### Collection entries
━━━━━━━━━━━━━━━━
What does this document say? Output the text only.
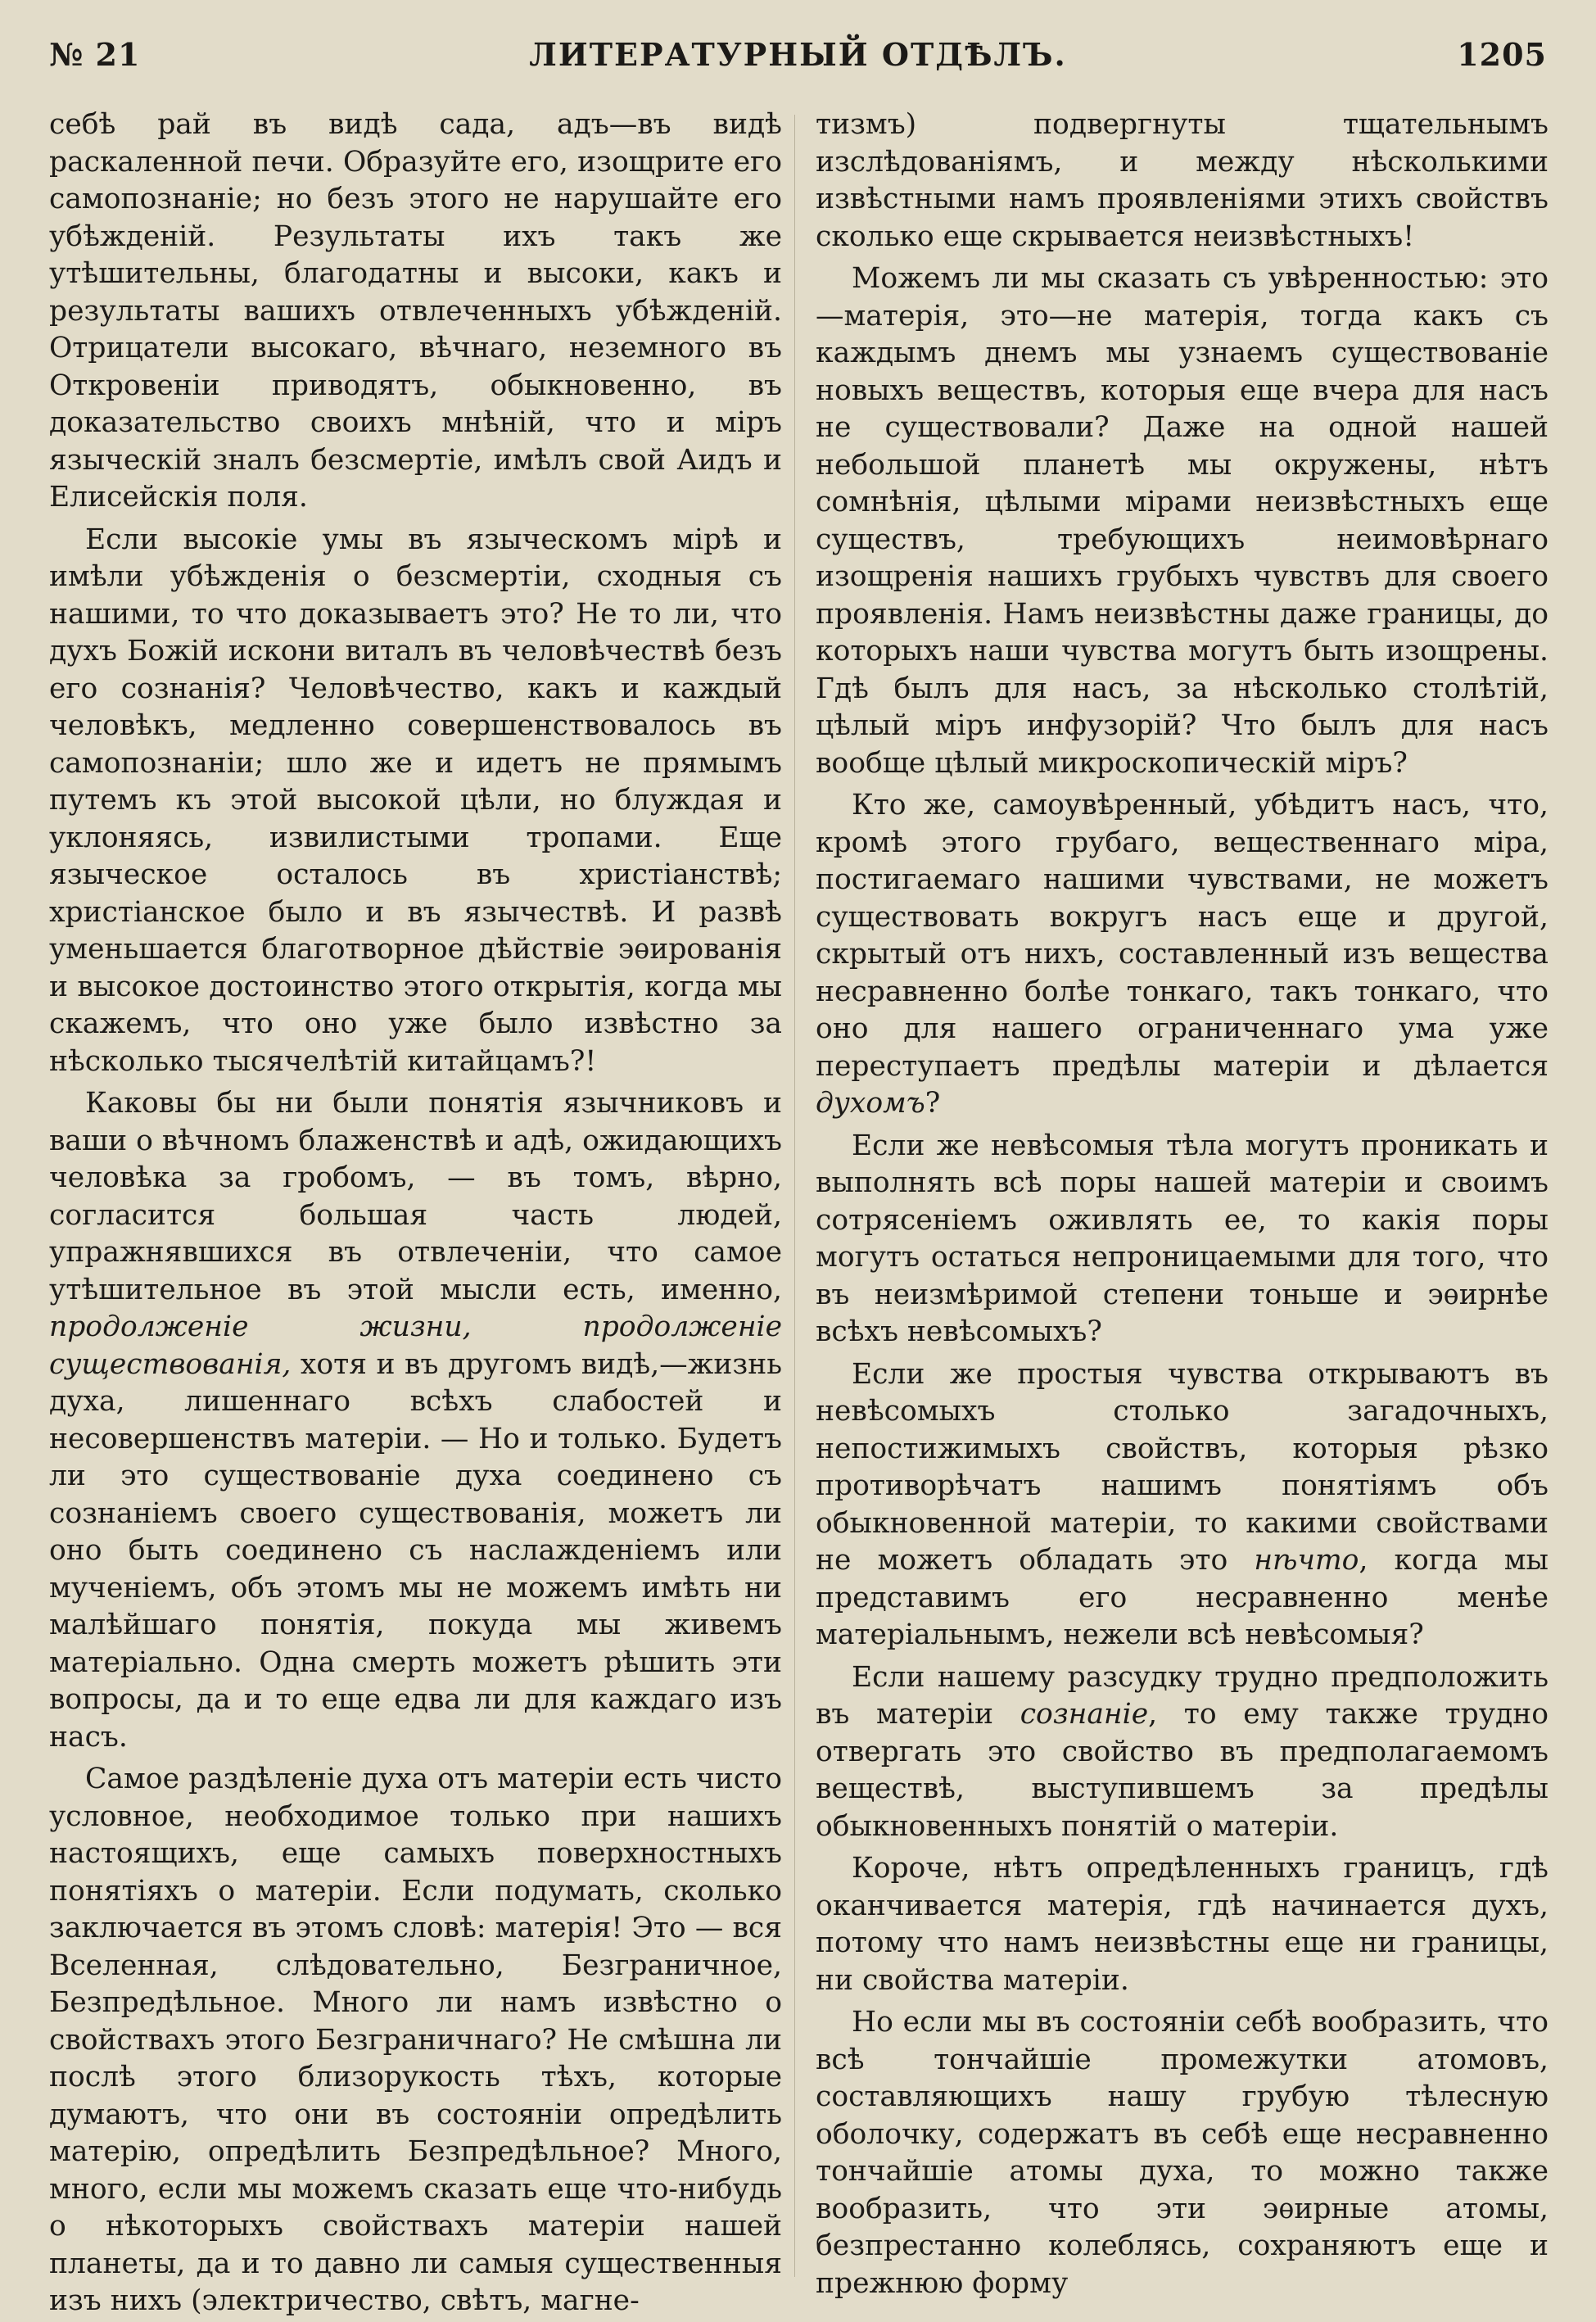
№ 21	ЛИТЕРАТУРНЫЙ ОТДѢЛЪ.	1205

себѣ рай въ видѣ сада, адъ—въ видѣ раскаленной печи. Образуйте его, изощрите его самопознаніе; но безъ этого не нарушайте его убѣжденій. Результаты ихъ такъ же утѣшительны, благодатны и высоки, какъ и результаты вашихъ отвлеченныхъ убѣжденій. Отрицатели высокаго, вѣчнаго, неземного въ Откровеніи приводятъ, обыкновенно, въ доказательство своихъ мнѣній, что и міръ языческій зналъ безсмертіе, имѣлъ свой Аидъ и Елисейскія поля.

Если высокіе умы въ языческомъ мірѣ и имѣли убѣжденія о безсмертіи, сходныя съ нашими, то что доказываетъ это? Не то ли, что духъ Божій искони виталъ въ человѣчествѣ безъ его сознанія? Человѣчество, какъ и каждый человѣкъ, медленно совершенствовалось въ самопознаніи; шло же и идетъ не прямымъ путемъ къ этой высокой цѣли, но блуждая и уклоняясь, извилистыми тропами. Еще языческое осталось въ христіанствѣ; христіанское было и въ язычествѣ. И развѣ уменьшается благотворное дѣйствіе эѳированія и высокое достоинство этого открытія, когда мы скажемъ, что оно уже было извѣстно за нѣсколько тысячелѣтій китайцамъ?!

Каковы бы ни были понятія язычниковъ и ваши о вѣчномъ блаженствѣ и адѣ, ожидающихъ человѣка за гробомъ, — въ томъ, вѣрно, согласится большая часть людей, упражнявшихся въ отвлеченіи, что самое утѣшительное въ этой мысли есть, именно, продолженіе жизни, продолженіе существованія, хотя и въ другомъ видѣ,—жизнь духа, лишеннаго всѣхъ слабостей и несовершенствъ матеріи. — Но и только. Будетъ ли это существованіе духа соединено съ сознаніемъ своего существованія, можетъ ли оно быть соединено съ наслажденіемъ или мученіемъ, объ этомъ мы не можемъ имѣть ни малѣйшаго понятія, покуда мы живемъ матеріально. Одна смерть можетъ рѣшить эти вопросы, да и то еще едва ли для каждаго изъ насъ.

Самое раздѣленіе духа отъ матеріи есть чисто условное, необходимое только при нашихъ настоящихъ, еще самыхъ поверхностныхъ понятіяхъ о матеріи. Если подумать, сколько заключается въ этомъ словѣ: матерія! Это — вся Вселенная, слѣдовательно, Безграничное, Безпредѣльное. Много ли намъ извѣстно о свойствахъ этого Безграничнаго? Не смѣшна ли послѣ этого близорукость тѣхъ, которые думаютъ, что они въ состояніи опредѣлить матерію, опредѣлить Безпредѣльное? Много, много, если мы можемъ сказать еще что-нибудь о нѣкоторыхъ свойствахъ матеріи нашей планеты, да и то давно ли самыя существенныя изъ нихъ (электричество, свѣтъ, магне-

тизмъ) подвергнуты тщательнымъ изслѣдованіямъ, и между нѣсколькими извѣстными намъ проявленіями этихъ свойствъ сколько еще скрывается неизвѣстныхъ!

Можемъ ли мы сказать съ увѣренностью: это—матерія, это—не матерія, тогда какъ съ каждымъ днемъ мы узнаемъ существованіе новыхъ веществъ, которыя еще вчера для насъ не существовали? Даже на одной нашей небольшой планетѣ мы окружены, нѣтъ сомнѣнія, цѣлыми мірами неизвѣстныхъ еще существъ, требующихъ неимовѣрнаго изощренія нашихъ грубыхъ чувствъ для своего проявленія. Намъ неизвѣстны даже границы, до которыхъ наши чувства могутъ быть изощрены. Гдѣ былъ для насъ, за нѣсколько столѣтій, цѣлый міръ инфузорій? Что былъ для насъ вообще цѣлый микроскопическій міръ?

Кто же, самоувѣренный, убѣдитъ насъ, что, кромѣ этого грубаго, вещественнаго міра, постигаемаго нашими чувствами, не можетъ существовать вокругъ насъ еще и другой, скрытый отъ нихъ, составленный изъ вещества несравненно болѣе тонкаго, такъ тонкаго, что оно для нашего ограниченнаго ума уже переступаетъ предѣлы матеріи и дѣлается духомъ?

Если же невѣсомыя тѣла могутъ проникать и выполнять всѣ поры нашей матеріи и своимъ сотрясеніемъ оживлять ее, то какія поры могутъ остаться непроницаемыми для того, что въ неизмѣримой степени тоньше и эѳирнѣе всѣхъ невѣсомыхъ?

Если же простыя чувства открываютъ въ невѣсомыхъ столько загадочныхъ, непостижимыхъ свойствъ, которыя рѣзко противорѣчатъ нашимъ понятіямъ объ обыкновенной матеріи, то какими свойствами не можетъ обладать это нѣчто, когда мы представимъ его несравненно менѣе матеріальнымъ, нежели всѣ невѣсомыя?

Если нашему разсудку трудно предположить въ матеріи сознаніе, то ему также трудно отвергать это свойство въ предполагаемомъ веществѣ, выступившемъ за предѣлы обыкновенныхъ понятій о матеріи.

Короче, нѣтъ опредѣленныхъ границъ, гдѣ оканчивается матерія, гдѣ начинается духъ, потому что намъ неизвѣстны еще ни границы, ни свойства матеріи.

Но если мы въ состояніи себѣ вообразить, что всѣ тончайшіе промежутки атомовъ, составляющихъ нашу грубую тѣлесную оболочку, содержатъ въ себѣ еще несравненно тончайшіе атомы духа, то можно также вообразить, что эти эѳирные атомы, безпрестанно колеблясь, сохраняютъ еще и прежнюю форму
━━━━━━━━━━━━━━━━
### Given request
Write out the listing word for word, omitting the pictures it holds.

### Correct response
What does this document say? Output the text only.
№ 21	ЛИТЕРАТУРНЫЙ ОТДѢЛЪ.	1205

себѣ рай въ видѣ сада, адъ—въ видѣ раскаленной печи. Образуйте его, изощрите его самопознаніе; но безъ этого не нарушайте его убѣжденій. Результаты ихъ такъ же утѣшительны, благодатны и высоки, какъ и результаты вашихъ отвлеченныхъ убѣжденій. Отрицатели высокаго, вѣчнаго, неземного въ Откровеніи приводятъ, обыкновенно, въ доказательство своихъ мнѣній, что и міръ языческій зналъ безсмертіе, имѣлъ свой Аидъ и Елисейскія поля.

Если высокіе умы въ языческомъ мірѣ и имѣли убѣжденія о безсмертіи, сходныя съ нашими, то что доказываетъ это? Не то ли, что духъ Божій искони виталъ въ человѣчествѣ безъ его сознанія? Человѣчество, какъ и каждый человѣкъ, медленно совершенствовалось въ самопознаніи; шло же и идетъ не прямымъ путемъ къ этой высокой цѣли, но блуждая и уклоняясь, извилистыми тропами. Еще языческое осталось въ христіанствѣ; христіанское было и въ язычествѣ. И развѣ уменьшается благотворное дѣйствіе эѳированія и высокое достоинство этого открытія, когда мы скажемъ, что оно уже было извѣстно за нѣсколько тысячелѣтій китайцамъ?!

Каковы бы ни были понятія язычниковъ и ваши о вѣчномъ блаженствѣ и адѣ, ожидающихъ человѣка за гробомъ, — въ томъ, вѣрно, согласится большая часть людей, упражнявшихся въ отвлеченіи, что самое утѣшительное въ этой мысли есть, именно, продолженіе жизни, продолженіе существованія, хотя и въ другомъ видѣ,—жизнь духа, лишеннаго всѣхъ слабостей и несовершенствъ матеріи. — Но и только. Будетъ ли это существованіе духа соединено съ сознаніемъ своего существованія, можетъ ли оно быть соединено съ наслажденіемъ или мученіемъ, объ этомъ мы не можемъ имѣть ни малѣйшаго понятія, покуда мы живемъ матеріально. Одна смерть можетъ рѣшить эти вопросы, да и то еще едва ли для каждаго изъ насъ.

Самое раздѣленіе духа отъ матеріи есть чисто условное, необходимое только при нашихъ настоящихъ, еще самыхъ поверхностныхъ понятіяхъ о матеріи. Если подумать, сколько заключается въ этомъ словѣ: матерія! Это — вся Вселенная, слѣдовательно, Безграничное, Безпредѣльное. Много ли намъ извѣстно о свойствахъ этого Безграничнаго? Не смѣшна ли послѣ этого близорукость тѣхъ, которые думаютъ, что они въ состояніи опредѣлить матерію, опредѣлить Безпредѣльное? Много, много, если мы можемъ сказать еще что-нибудь о нѣкоторыхъ свойствахъ матеріи нашей планеты, да и то давно ли самыя существенныя изъ нихъ (электричество, свѣтъ, магне-

тизмъ) подвергнуты тщательнымъ изслѣдованіямъ, и между нѣсколькими извѣстными намъ проявленіями этихъ свойствъ сколько еще скрывается неизвѣстныхъ!

Можемъ ли мы сказать съ увѣренностью: это—матерія, это—не матерія, тогда какъ съ каждымъ днемъ мы узнаемъ существованіе новыхъ веществъ, которыя еще вчера для насъ не существовали? Даже на одной нашей небольшой планетѣ мы окружены, нѣтъ сомнѣнія, цѣлыми мірами неизвѣстныхъ еще существъ, требующихъ неимовѣрнаго изощренія нашихъ грубыхъ чувствъ для своего проявленія. Намъ неизвѣстны даже границы, до которыхъ наши чувства могутъ быть изощрены. Гдѣ былъ для насъ, за нѣсколько столѣтій, цѣлый міръ инфузорій? Что былъ для насъ вообще цѣлый микроскопическій міръ?

Кто же, самоувѣренный, убѣдитъ насъ, что, кромѣ этого грубаго, вещественнаго міра, постигаемаго нашими чувствами, не можетъ существовать вокругъ насъ еще и другой, скрытый отъ нихъ, составленный изъ вещества несравненно болѣе тонкаго, такъ тонкаго, что оно для нашего ограниченнаго ума уже переступаетъ предѣлы матеріи и дѣлается духомъ?

Если же невѣсомыя тѣла могутъ проникать и выполнять всѣ поры нашей матеріи и своимъ сотрясеніемъ оживлять ее, то какія поры могутъ остаться непроницаемыми для того, что въ неизмѣримой степени тоньше и эѳирнѣе всѣхъ невѣсомыхъ?

Если же простыя чувства открываютъ въ невѣсомыхъ столько загадочныхъ, непостижимыхъ свойствъ, которыя рѣзко противорѣчатъ нашимъ понятіямъ объ обыкновенной матеріи, то какими свойствами не можетъ обладать это нѣчто, когда мы представимъ его несравненно менѣе матеріальнымъ, нежели всѣ невѣсомыя?

Если нашему разсудку трудно предположить въ матеріи сознаніе, то ему также трудно отвергать это свойство въ предполагаемомъ веществѣ, выступившемъ за предѣлы обыкновенныхъ понятій о матеріи.

Короче, нѣтъ опредѣленныхъ границъ, гдѣ оканчивается матерія, гдѣ начинается духъ, потому что намъ неизвѣстны еще ни границы, ни свойства матеріи.

Но если мы въ состояніи себѣ вообразить, что всѣ тончайшіе промежутки атомовъ, составляющихъ нашу грубую тѣлесную оболочку, содержатъ въ себѣ еще несравненно тончайшіе атомы духа, то можно также вообразить, что эти эѳирные атомы, безпрестанно колеблясь, сохраняютъ еще и прежнюю форму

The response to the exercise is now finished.